• Exercise details: Pick out each line containing the string "Profile".

** Start of Provided information **

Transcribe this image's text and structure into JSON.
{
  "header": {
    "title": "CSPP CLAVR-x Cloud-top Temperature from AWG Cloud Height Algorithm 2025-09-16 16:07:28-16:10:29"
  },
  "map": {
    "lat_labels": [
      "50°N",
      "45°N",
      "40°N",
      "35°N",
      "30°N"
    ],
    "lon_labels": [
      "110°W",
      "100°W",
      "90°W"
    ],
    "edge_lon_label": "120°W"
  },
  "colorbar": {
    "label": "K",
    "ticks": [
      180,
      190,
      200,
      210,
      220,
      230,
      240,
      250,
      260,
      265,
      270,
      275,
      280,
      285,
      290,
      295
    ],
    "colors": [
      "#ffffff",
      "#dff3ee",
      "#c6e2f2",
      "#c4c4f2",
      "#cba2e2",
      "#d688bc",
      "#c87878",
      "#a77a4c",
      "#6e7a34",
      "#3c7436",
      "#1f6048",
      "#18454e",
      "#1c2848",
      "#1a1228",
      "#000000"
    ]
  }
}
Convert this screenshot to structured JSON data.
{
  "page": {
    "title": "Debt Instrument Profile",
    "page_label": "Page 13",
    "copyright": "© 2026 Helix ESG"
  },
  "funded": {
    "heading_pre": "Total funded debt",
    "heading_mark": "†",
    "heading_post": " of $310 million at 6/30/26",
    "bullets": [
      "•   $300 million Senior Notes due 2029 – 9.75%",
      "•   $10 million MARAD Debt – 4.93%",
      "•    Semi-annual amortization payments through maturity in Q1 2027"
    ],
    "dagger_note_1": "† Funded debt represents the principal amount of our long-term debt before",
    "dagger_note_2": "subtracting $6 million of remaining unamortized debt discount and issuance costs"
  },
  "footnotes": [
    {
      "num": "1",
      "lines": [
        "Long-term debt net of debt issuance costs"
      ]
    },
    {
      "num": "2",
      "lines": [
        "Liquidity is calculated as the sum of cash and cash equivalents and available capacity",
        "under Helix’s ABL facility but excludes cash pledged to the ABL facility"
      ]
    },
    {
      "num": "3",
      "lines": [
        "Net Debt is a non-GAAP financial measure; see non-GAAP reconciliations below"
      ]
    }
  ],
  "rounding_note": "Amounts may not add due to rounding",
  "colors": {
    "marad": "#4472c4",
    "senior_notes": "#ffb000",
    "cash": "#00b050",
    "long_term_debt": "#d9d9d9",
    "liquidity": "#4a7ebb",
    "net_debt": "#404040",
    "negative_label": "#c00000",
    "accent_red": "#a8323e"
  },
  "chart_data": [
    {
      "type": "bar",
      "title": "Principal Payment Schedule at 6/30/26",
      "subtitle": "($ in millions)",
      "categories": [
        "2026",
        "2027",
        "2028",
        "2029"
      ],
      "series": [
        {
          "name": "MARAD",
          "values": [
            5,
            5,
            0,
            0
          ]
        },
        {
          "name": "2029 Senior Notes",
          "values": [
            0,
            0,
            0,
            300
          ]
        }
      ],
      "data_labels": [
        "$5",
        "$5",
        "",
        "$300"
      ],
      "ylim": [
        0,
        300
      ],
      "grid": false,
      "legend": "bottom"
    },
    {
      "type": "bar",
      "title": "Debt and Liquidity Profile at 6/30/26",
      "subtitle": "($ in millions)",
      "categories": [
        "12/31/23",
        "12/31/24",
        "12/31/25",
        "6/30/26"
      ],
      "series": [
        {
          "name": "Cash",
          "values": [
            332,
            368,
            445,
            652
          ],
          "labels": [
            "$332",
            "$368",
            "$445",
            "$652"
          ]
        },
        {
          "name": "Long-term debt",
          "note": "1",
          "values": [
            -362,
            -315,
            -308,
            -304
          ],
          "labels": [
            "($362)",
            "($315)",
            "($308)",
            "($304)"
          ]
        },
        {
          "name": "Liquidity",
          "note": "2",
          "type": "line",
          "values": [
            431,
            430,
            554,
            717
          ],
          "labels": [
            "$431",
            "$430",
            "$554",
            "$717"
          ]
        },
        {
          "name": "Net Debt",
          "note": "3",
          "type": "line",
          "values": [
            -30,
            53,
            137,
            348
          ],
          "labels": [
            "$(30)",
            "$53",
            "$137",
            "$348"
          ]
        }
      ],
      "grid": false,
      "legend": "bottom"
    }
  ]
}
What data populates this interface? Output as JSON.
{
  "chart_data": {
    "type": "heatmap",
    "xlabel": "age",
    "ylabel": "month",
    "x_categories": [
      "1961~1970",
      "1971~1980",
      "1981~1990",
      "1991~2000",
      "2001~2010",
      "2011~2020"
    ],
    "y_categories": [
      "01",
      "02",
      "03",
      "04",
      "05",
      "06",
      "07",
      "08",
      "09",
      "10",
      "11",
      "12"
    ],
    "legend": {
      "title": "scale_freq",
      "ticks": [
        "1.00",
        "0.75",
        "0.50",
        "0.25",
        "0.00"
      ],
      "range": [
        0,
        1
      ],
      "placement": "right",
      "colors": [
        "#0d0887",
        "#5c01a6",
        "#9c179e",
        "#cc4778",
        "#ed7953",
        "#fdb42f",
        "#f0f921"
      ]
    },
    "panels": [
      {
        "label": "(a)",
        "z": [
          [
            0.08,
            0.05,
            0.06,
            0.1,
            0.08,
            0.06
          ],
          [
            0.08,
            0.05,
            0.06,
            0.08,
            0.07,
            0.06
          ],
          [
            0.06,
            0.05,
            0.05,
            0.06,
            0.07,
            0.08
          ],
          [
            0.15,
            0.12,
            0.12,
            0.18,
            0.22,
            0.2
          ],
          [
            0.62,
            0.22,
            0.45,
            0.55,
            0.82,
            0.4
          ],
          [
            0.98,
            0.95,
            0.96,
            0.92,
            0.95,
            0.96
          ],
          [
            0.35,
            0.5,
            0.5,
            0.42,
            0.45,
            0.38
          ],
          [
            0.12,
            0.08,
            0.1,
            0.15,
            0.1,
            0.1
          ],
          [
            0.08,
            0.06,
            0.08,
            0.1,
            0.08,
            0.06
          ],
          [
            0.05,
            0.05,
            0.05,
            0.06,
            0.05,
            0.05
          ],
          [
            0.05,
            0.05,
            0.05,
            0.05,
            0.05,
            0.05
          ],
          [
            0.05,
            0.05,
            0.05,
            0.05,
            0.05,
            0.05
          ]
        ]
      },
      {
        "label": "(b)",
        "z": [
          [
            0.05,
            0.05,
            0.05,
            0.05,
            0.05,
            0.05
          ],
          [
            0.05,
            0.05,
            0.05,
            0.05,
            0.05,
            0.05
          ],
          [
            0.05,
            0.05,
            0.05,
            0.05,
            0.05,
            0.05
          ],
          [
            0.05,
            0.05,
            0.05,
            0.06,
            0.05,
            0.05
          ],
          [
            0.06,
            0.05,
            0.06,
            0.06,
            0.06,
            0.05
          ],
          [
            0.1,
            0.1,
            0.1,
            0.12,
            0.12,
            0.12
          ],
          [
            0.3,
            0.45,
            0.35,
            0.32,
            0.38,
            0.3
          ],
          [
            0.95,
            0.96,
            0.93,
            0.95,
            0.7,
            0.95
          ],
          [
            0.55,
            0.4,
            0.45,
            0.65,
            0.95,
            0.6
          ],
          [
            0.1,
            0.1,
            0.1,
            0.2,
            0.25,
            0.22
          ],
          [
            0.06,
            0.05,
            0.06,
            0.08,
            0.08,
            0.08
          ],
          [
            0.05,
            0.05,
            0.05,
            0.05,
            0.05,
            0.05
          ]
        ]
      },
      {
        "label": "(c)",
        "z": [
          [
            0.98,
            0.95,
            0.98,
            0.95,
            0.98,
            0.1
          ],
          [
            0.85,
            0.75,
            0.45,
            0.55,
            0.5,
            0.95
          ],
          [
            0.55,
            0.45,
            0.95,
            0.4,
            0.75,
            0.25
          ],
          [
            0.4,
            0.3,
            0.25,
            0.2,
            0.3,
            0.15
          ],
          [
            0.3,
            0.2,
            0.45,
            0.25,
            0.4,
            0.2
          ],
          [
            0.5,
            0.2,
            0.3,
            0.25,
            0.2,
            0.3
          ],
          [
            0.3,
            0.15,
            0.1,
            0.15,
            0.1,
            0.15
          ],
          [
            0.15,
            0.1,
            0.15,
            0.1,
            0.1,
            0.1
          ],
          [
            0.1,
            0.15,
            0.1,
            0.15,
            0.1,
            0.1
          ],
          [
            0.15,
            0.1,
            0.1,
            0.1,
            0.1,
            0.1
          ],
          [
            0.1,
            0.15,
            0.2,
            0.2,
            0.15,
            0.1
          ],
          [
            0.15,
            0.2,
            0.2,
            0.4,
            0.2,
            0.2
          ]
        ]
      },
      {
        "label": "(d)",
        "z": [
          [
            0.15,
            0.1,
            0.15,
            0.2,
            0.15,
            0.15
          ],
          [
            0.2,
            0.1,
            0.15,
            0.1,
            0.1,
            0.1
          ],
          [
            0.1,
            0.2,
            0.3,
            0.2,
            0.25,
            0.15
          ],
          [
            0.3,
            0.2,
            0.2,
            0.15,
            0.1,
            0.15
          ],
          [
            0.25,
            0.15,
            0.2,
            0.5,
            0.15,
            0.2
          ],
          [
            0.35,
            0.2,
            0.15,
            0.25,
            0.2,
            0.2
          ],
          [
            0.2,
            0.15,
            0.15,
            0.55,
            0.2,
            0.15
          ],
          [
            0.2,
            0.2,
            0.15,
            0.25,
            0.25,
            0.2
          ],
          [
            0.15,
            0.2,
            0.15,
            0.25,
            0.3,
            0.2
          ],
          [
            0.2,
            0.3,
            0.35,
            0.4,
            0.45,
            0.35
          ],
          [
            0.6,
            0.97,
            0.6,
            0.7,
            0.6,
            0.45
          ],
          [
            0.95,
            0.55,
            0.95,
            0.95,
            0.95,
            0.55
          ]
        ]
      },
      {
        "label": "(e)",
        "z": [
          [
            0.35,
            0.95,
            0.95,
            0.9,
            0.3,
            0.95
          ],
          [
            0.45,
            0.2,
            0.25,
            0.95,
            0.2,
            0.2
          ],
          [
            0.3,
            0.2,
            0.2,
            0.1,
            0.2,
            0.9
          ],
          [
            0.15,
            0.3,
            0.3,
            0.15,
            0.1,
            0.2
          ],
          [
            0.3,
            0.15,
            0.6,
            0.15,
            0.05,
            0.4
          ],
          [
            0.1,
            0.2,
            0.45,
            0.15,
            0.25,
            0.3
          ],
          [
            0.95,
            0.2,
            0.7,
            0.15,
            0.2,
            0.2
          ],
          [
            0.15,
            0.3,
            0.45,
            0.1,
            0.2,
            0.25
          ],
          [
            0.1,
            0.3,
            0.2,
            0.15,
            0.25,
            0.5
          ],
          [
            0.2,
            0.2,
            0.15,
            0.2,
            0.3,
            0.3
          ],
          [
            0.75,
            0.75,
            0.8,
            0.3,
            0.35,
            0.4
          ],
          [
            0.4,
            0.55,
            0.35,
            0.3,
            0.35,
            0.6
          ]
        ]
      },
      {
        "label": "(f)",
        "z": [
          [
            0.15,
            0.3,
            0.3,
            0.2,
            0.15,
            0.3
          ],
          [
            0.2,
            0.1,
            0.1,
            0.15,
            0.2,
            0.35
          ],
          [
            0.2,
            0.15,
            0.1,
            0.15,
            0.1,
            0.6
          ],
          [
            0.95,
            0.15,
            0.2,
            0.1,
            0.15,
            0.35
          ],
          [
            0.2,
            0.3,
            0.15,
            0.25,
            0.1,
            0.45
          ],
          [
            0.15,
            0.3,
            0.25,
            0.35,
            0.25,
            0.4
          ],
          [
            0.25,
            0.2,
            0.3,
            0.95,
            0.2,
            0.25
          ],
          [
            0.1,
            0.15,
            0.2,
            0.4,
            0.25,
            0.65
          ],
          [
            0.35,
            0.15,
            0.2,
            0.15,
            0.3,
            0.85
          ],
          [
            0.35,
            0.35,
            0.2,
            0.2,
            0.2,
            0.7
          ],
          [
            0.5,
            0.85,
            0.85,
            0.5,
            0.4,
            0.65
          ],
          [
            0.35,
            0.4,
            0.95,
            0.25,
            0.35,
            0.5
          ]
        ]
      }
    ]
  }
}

** End of Provided information **

• The answer:
    "title": "Debt Instrument Profile",
      "title": "Debt and Liquidity Profile at 6/30/26",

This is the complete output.